Фрагмент документа:
По-звериному, святому
Светлой памяти Татьяны Горичевой
Кадр из фильма «Татьяна Горичева. Спасти творение» (реж. Владимир Семенов, 2022)
Не стало Татьяны Михайловны Горичевой (1947–2025) — христианского философа, феминистки, зоозащитницы, которая последовательно отстаивала свои идеалы в андроповском СССР, за что была выдворена из страны во Францию. В память о ней редактор «Горького» Эдуард Лукоянов написал небольшой, сбивчивый, но искренний некролог.
Все мы начиная с 24 февраля 2022 года оказались перед лицом наступающего варварства, насилия и лжи. В этой ситуации чрезвычайно важно сохранить хотя бы остатки культуры и поддержать ценности гуманизма — в том числе ради будущего России. Поэтому редакция «Горького» продолжит говорить о книгах, напоминая нашим читателям, что в мире остается место мысли и вымыслу.
Как это бывает в жизни на каждом шагу, с Татьяной Михайловной Горичевой меня свела, а вернее развела, череда случайностей: приятных и неприятных, досадных и забавных, сиюминутных и претендующих на вечность.
Первой такой случайностью стала книга «Говорящие „Да“», тоненький сборник избранных трудов Татьяны Михайловны, который издала какая-то непонятная структура под названием Экологическая палата России — судя по вялой активности, скорее бумажно-патриотическая, чем собственно экологическая. Может, я ошибаюсь, но, по крайней мере, мне, человеку по мере сил интересующемуся окружающей средой, деятельность этой организации кажется как минимум загадочной.

Записи списка:
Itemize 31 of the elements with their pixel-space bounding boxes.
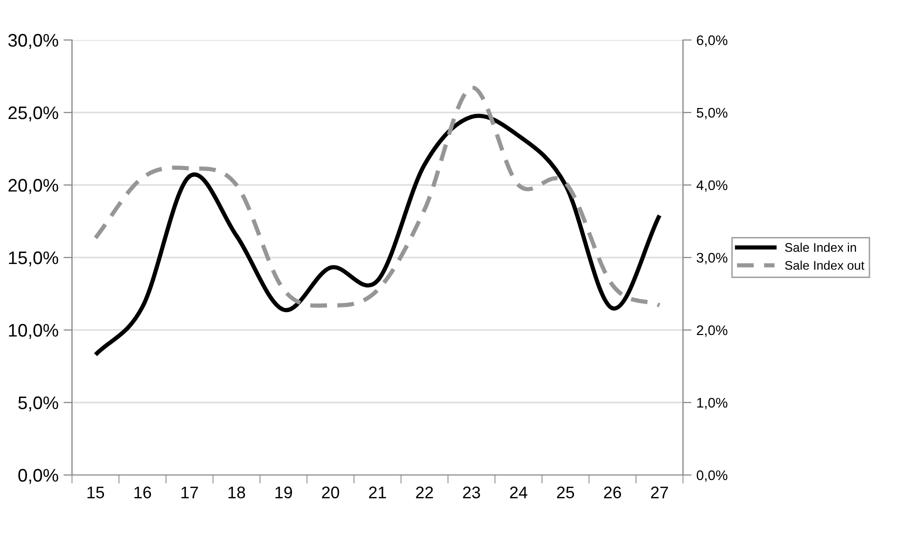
x-tick-label: 23 — [463, 486, 480, 498]
line-series — [93, 114, 662, 357]
x-tick-label: 27 — [651, 486, 668, 498]
y2-tick-label: 2,0% — [696, 325, 728, 337]
x-tick-label: 19 — [276, 486, 292, 498]
x-tick-label: 25 — [557, 486, 574, 498]
y-tick-label: 5,0% — [18, 396, 58, 412]
y2-tick-label: 5,0% — [696, 108, 728, 120]
legend-label: Sale Index out — [785, 260, 864, 270]
x-tick-label: 18 — [228, 486, 246, 498]
x-tick-label: 22 — [416, 486, 433, 498]
y2-tick-label: 4,0% — [696, 180, 728, 192]
x-tick-label: 21 — [369, 486, 386, 498]
y-tick-label: 0,0% — [18, 468, 58, 484]
x-tick-label: 26 — [604, 486, 622, 498]
y2-tick-label: 0,0% — [696, 470, 728, 482]
y-tick-label: 25,0% — [8, 106, 58, 122]
y-tick-label: 10,0% — [8, 324, 58, 339]
y-tick-label: 20,0% — [8, 178, 58, 194]
x-tick-label: 20 — [322, 486, 340, 498]
y2-tick-label: 1,0% — [697, 398, 728, 410]
x-tick-label: 15 — [88, 486, 104, 498]
y2-tick-label: 3,0% — [696, 252, 728, 264]
y-tick-label: 15,0% — [8, 251, 58, 266]
y-tick-label: 30,0% — [8, 34, 58, 49]
legend-label: Sale Index in — [785, 242, 856, 252]
line-series — [93, 86, 662, 308]
x-tick-label: 16 — [134, 486, 152, 498]
x-tick-label: 24 — [510, 486, 528, 498]
x-tick-label: 17 — [182, 486, 198, 498]
y2-tick-label: 6,0% — [696, 35, 728, 47]
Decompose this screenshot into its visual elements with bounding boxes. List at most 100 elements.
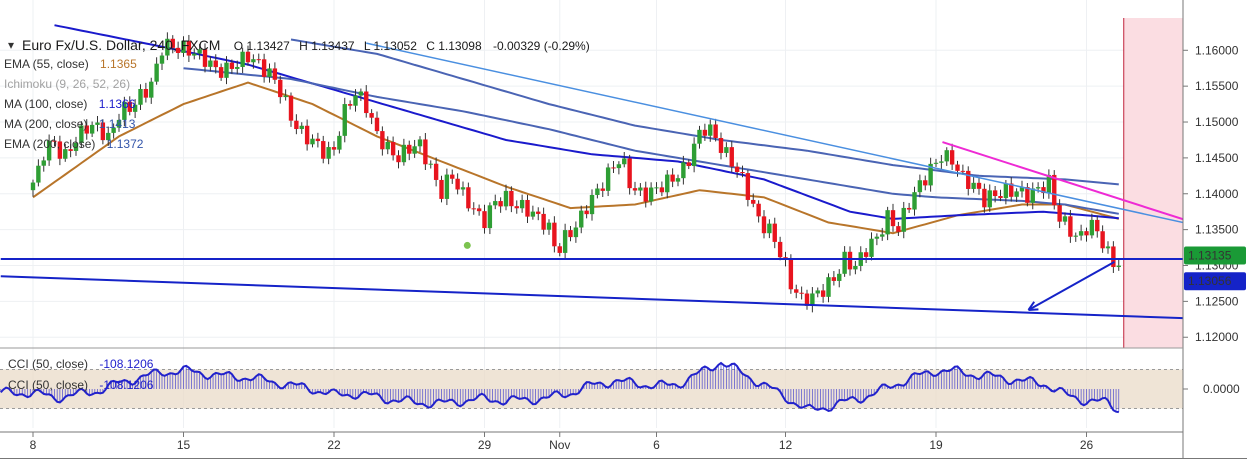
candle-bear — [756, 203, 761, 217]
candle-bear — [52, 140, 57, 142]
moving-average-line — [32, 81, 1120, 235]
candle-bull — [880, 234, 885, 237]
candle-bull — [73, 142, 79, 151]
candle-bull — [546, 222, 552, 230]
price-tick-label: 1.15500 — [1195, 79, 1239, 93]
candle-bear — [278, 79, 283, 98]
candle-bear — [245, 51, 251, 63]
candle-bull — [181, 40, 186, 53]
candle-bull — [691, 143, 697, 167]
time-tick-label: 26 — [1080, 438, 1094, 452]
candle-bull — [605, 167, 611, 191]
candle-bull — [665, 174, 670, 193]
arrow-line — [1027, 261, 1115, 311]
ohlc-c-label: C — [426, 39, 435, 53]
candle-bull — [933, 162, 939, 164]
cci-tick-label: 0.0000 — [1203, 382, 1240, 396]
candle-bull — [869, 238, 874, 257]
candle-bull — [79, 125, 84, 143]
candle-bear — [364, 91, 369, 114]
support-price-tag — [1184, 272, 1246, 291]
candle-bull — [251, 59, 256, 63]
candle-bear — [514, 206, 519, 209]
candle-bull — [519, 199, 525, 209]
support-price-tag-text: 1.13056 — [1188, 274, 1232, 288]
indicator-ema55[interactable]: EMA (55, close) 1.1365 — [4, 57, 137, 71]
price-tick-label: 1.12000 — [1195, 330, 1239, 344]
candle-bull — [1035, 187, 1041, 189]
candlesticks — [30, 32, 1121, 313]
indicator-label: MA (200, close) — [4, 117, 87, 131]
candle-bear — [643, 187, 648, 202]
collapse-icon[interactable]: ▾ — [8, 38, 14, 52]
candle-bull — [89, 124, 95, 134]
candle-bear — [498, 201, 503, 207]
candle-bear — [433, 163, 439, 180]
candle-bull — [654, 187, 659, 189]
candle-bull — [1046, 174, 1052, 194]
indicator-ma200[interactable]: MA (200, close) 1.1413 — [4, 117, 136, 131]
candle-bear — [127, 101, 132, 112]
candle-bear — [450, 174, 455, 179]
candle-bear — [751, 199, 756, 204]
candle-bear — [788, 260, 794, 290]
ohlc-h-label: H — [299, 39, 308, 53]
candle-bear — [713, 124, 718, 138]
candle-bull — [159, 55, 165, 64]
indicator-ma100[interactable]: MA (100, close) 1.1366 — [4, 97, 136, 111]
moving-averages — [32, 24, 1120, 235]
candle-bear — [423, 139, 428, 165]
candle-bear — [536, 211, 541, 214]
candle-bear — [611, 167, 616, 169]
cci-label-2[interactable]: CCI (50, close) -108.1206 — [8, 378, 154, 392]
candle-bear — [632, 188, 638, 191]
candle-bull — [987, 190, 992, 208]
candle-bull — [417, 139, 423, 147]
candle-bear — [923, 180, 928, 186]
arrow-head — [1027, 301, 1036, 311]
candle-bull — [41, 160, 46, 166]
candle-bull — [1062, 216, 1068, 222]
candle-bear — [761, 216, 767, 234]
candle-bull — [63, 149, 68, 159]
indicator-ichimoku[interactable]: Ichimoku (9, 26, 52, 26) — [4, 77, 130, 91]
candle-bear — [799, 292, 804, 294]
candle-bear — [294, 120, 299, 130]
candle-bear — [1009, 183, 1014, 197]
cci-label-1[interactable]: CCI (50, close) -108.1206 — [8, 357, 154, 371]
candle-bear — [186, 40, 192, 56]
candle-bull — [530, 211, 536, 217]
candle-bull — [493, 201, 498, 206]
header-line: Euro Fx/U.S. Dollar, 240, FXCM O 1.13427… — [22, 37, 590, 53]
candle-bear — [1052, 174, 1057, 206]
candle-bull — [240, 51, 245, 67]
candle-bull — [928, 163, 933, 186]
time-tick-label: 6 — [653, 438, 660, 452]
candle-bear — [84, 125, 89, 134]
candle-bull — [192, 53, 197, 56]
candle-bear — [455, 178, 460, 190]
candle-bull — [842, 251, 847, 274]
candle-bull — [224, 62, 229, 78]
candle-bear — [955, 164, 960, 171]
price-tick-label: 1.14500 — [1195, 151, 1239, 165]
candle-bull — [116, 119, 122, 128]
candle-bear — [949, 150, 955, 165]
candle-bull — [579, 210, 584, 228]
candle-bear — [170, 38, 175, 48]
candle-bull — [767, 223, 772, 234]
cci-legend: CCI (50, close) -108.1206 CCI (50, close… — [8, 357, 154, 392]
candle-bull — [444, 174, 450, 199]
candle-bull — [815, 290, 820, 294]
candle-bear — [1095, 219, 1100, 232]
candle-bear — [143, 88, 149, 98]
candle-bull — [111, 127, 116, 133]
candle-bear — [476, 208, 482, 212]
candle-bear — [729, 147, 734, 167]
indicator-ema200[interactable]: EMA (200, close) 1.1372 — [4, 137, 144, 151]
cci-value: -108.1206 — [99, 357, 153, 371]
ohlc-o-label: O — [234, 39, 243, 53]
candle-bull — [132, 104, 138, 112]
candle-bull — [939, 161, 944, 163]
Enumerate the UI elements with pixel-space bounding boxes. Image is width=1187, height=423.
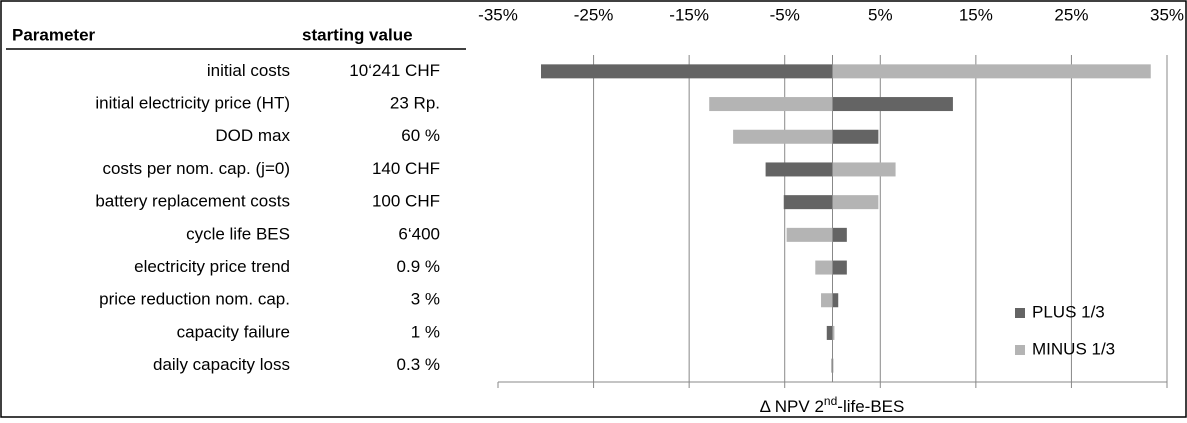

Рабочие задания:
1 - Соответствуют ли некрологу о Татьяне Горичевой утверждения: (a) Горичеву выслали из СССР во Францию; (b) сборник «Говорящие „Да“» выпустила редакция «Горького»; (c) некролог написал Эдуард Лукоянов? Ответьте на каждое «да» или «нет» и дословно приведите решающие слова некролога.
2 - Пожалуйста, допишите некролог о Татьяне Горичевой, начав сразу после его последнего предложения.

Ответы по заданиям:
1 -
(a) Да: «за что была выдворена из страны во Францию».
(b) Нет: «который издала какая-то непонятная структура под названием Экологическая палата России».
(c) Да: «Эдуард Лукоянов написал небольшой, сбивчивый, но искренний некролог».

2 -
И все же эта книга сама прыгнула мне в руки, будто угрюмый черный кот на ее обложке вдруг ожил и напал на человека по ласково-агрессивной кошачьей традиции. А кошачьи традиции я люблю, даже когда они приобретают человеческие черты, которые мы, люди, переносим — из-за своей изначальной испорченности — на животных. Как бы то ни было, эту книгу я схватил, дошел пешком до дома, и уже дома прочитал ее, отвлекшись лишь раз, — чтобы засыпать орехов в кормушку для белки, обосновавшейся возле моего тогдашнего жилья.
Эссе Горичевой меня поразили особенным свойством: вошедшие в сборник тексты вроде бы не содержали ничего подрывного, трансгрессивного, и все же я чувствовал в них некую нездешнюю силу — в убогую же силу своего ума я не мог тогда понять, как православная традиция «бьется» с наделением животных, простите, субъектностью. «Блажен иже и скоты милует», — напоминала Татьяна Михайловна строку из Притчей Соломоновых, которую она развернула до большого эссе, актуализирующего всего пять слов из Ветхого Завета, чтобы перенести их в нашу, совершенно иную «современность». Про эту книгу я вскоре написал, насколько помню, беспомощное подобие рецензии — и на какое-то время забыл, вытеснил из памяти. Реанимировать это «заблокированное воспоминание», как подобное называют уфологи-контактеры и прочие эзотерики, помогла следующая случайность.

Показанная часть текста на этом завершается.